## Start

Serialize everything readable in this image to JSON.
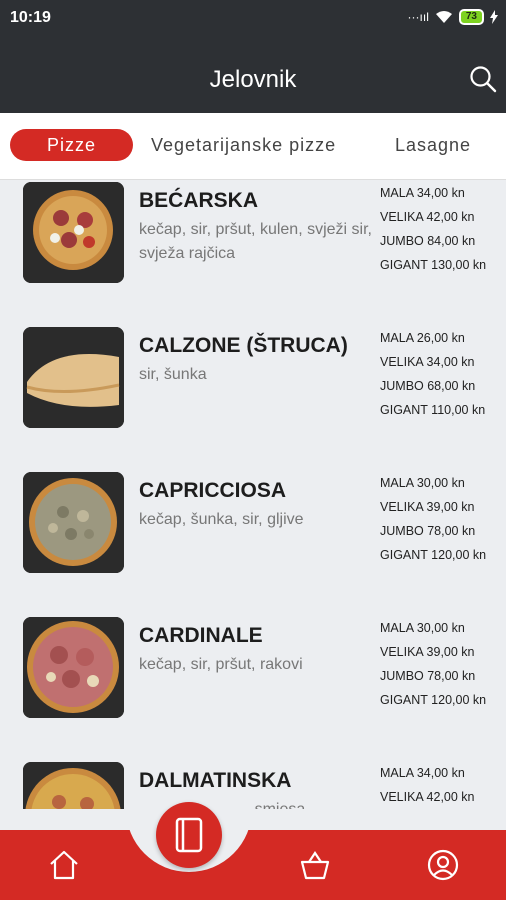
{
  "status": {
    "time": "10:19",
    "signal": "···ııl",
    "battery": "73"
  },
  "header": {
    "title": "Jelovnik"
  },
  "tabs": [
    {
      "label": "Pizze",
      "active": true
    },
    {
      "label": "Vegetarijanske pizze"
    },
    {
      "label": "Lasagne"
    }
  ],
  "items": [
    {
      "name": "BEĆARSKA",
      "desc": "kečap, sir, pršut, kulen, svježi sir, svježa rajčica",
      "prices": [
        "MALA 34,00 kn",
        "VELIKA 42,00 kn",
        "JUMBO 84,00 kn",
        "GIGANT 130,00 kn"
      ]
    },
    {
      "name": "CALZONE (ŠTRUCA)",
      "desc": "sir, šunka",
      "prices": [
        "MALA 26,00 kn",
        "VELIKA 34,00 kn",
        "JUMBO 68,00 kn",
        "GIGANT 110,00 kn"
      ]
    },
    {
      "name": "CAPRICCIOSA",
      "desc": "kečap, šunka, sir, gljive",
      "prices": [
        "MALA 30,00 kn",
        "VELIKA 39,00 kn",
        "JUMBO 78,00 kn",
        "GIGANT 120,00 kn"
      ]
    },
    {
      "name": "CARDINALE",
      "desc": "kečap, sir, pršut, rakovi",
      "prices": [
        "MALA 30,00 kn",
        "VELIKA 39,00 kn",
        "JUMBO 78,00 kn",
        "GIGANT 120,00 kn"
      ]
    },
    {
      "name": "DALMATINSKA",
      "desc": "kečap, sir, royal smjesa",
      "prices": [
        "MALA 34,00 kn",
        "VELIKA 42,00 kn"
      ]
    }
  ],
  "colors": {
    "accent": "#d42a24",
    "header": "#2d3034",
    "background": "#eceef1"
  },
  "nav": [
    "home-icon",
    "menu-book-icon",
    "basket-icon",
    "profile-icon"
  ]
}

## End

▶ _Direction_
Gather all lines of the records that include the word "VELIKA".

▶ _Problem solution_
        "VELIKA 42,00 kn",
        "VELIKA 34,00 kn",
        "VELIKA 39,00 kn",
        "VELIKA 39,00 kn",
        "VELIKA 42,00 kn"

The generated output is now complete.